▸ Given task
Write every line of the material out exactly as shown.

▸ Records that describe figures
** start **

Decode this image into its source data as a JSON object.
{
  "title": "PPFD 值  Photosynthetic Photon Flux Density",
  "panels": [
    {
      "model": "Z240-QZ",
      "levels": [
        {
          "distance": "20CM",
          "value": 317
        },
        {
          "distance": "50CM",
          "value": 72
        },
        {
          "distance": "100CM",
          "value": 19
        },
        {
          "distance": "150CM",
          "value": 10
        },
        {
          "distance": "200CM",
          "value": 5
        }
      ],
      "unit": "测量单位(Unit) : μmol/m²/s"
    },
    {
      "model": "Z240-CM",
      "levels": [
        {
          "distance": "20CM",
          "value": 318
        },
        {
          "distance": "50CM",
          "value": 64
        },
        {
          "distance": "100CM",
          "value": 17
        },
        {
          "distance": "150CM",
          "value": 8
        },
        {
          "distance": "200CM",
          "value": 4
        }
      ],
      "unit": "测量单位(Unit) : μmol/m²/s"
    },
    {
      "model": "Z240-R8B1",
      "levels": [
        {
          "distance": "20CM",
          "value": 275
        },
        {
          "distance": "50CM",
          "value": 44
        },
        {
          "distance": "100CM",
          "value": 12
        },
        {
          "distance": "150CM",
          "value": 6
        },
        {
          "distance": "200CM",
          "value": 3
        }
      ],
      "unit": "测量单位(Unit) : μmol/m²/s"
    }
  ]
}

** end **

▸ Exercise solution
Decode this image into its source data as a JSON object.
{
  "title": "PPFD 值  Photosynthetic Photon Flux Density",
  "panels": [
    {
      "model": "Z240-QZ",
      "levels": [
        {
          "distance": "20CM",
          "value": 317
        },
        {
          "distance": "50CM",
          "value": 72
        },
        {
          "distance": "100CM",
          "value": 19
        },
        {
          "distance": "150CM",
          "value": 10
        },
        {
          "distance": "200CM",
          "value": 5
        }
      ],
      "unit": "测量单位(Unit) : μmol/m²/s"
    },
    {
      "model": "Z240-CM",
      "levels": [
        {
          "distance": "20CM",
          "value": 318
        },
        {
          "distance": "50CM",
          "value": 64
        },
        {
          "distance": "100CM",
          "value": 17
        },
        {
          "distance": "150CM",
          "value": 8
        },
        {
          "distance": "200CM",
          "value": 4
        }
      ],
      "unit": "测量单位(Unit) : μmol/m²/s"
    },
    {
      "model": "Z240-R8B1",
      "levels": [
        {
          "distance": "20CM",
          "value": 275
        },
        {
          "distance": "50CM",
          "value": 44
        },
        {
          "distance": "100CM",
          "value": 12
        },
        {
          "distance": "150CM",
          "value": 6
        },
        {
          "distance": "200CM",
          "value": 3
        }
      ],
      "unit": "测量单位(Unit) : μmol/m²/s"
    }
  ]
}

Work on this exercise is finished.